Input data:
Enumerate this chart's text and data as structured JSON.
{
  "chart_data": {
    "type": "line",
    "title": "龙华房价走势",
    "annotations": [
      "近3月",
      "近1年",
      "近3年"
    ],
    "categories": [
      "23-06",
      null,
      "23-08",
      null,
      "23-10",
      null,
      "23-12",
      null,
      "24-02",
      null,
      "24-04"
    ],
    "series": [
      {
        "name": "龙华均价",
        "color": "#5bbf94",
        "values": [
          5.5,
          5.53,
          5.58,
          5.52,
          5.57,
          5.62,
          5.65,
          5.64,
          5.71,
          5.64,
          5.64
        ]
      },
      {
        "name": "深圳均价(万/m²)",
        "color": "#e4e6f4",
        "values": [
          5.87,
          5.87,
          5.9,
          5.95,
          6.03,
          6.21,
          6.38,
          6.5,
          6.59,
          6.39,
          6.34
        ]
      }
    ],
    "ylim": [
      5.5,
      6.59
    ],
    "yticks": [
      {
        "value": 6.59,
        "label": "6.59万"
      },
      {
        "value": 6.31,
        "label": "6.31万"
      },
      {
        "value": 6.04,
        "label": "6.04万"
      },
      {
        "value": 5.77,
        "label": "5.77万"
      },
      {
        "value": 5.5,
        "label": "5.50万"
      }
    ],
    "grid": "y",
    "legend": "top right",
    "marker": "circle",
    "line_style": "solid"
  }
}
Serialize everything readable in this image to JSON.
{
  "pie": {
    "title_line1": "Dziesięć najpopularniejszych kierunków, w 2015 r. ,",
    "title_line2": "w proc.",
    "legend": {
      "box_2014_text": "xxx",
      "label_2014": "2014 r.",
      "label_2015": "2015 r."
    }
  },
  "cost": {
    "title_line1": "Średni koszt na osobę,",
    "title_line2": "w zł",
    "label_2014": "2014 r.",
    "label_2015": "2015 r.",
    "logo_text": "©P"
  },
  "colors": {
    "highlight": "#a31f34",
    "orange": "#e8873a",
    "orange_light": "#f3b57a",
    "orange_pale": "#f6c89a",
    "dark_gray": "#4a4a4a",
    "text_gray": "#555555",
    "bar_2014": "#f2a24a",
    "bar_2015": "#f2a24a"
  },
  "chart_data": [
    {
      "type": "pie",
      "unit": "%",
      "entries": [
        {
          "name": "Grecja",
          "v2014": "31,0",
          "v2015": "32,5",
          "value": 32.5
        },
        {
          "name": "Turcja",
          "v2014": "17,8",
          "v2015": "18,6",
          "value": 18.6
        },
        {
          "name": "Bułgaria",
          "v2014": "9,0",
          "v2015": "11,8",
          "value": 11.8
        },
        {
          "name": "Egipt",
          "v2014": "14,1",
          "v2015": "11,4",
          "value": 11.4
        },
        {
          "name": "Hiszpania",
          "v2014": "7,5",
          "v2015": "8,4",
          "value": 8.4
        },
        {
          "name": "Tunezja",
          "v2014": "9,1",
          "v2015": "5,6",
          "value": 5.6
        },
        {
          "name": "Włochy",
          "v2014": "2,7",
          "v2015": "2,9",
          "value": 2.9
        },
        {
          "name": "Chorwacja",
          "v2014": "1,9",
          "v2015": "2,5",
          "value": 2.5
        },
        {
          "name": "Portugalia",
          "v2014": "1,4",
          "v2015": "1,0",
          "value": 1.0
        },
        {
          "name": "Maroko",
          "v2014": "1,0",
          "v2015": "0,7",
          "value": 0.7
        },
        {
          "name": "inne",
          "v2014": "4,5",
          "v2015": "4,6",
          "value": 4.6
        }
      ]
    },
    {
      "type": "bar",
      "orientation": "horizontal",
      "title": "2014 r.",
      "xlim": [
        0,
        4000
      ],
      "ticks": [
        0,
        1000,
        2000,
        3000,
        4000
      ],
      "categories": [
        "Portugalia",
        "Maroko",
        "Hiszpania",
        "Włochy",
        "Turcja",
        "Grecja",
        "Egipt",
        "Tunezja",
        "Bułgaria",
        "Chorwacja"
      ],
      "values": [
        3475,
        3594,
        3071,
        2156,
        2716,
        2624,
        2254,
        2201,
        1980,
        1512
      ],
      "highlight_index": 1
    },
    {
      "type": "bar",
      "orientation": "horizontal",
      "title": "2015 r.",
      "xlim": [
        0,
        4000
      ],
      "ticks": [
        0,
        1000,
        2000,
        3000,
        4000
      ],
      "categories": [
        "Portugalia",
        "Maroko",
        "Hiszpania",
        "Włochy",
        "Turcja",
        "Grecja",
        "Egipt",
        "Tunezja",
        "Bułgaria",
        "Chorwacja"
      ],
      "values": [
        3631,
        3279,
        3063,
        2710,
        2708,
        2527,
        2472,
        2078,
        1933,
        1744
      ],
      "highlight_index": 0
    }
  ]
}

Exercise directions: Identify the lines in the entries above that contain "this", then copy them out.

Reply:
Enumerate this chart's text and data as structured JSON.
Serialize everything readable in this image to JSON.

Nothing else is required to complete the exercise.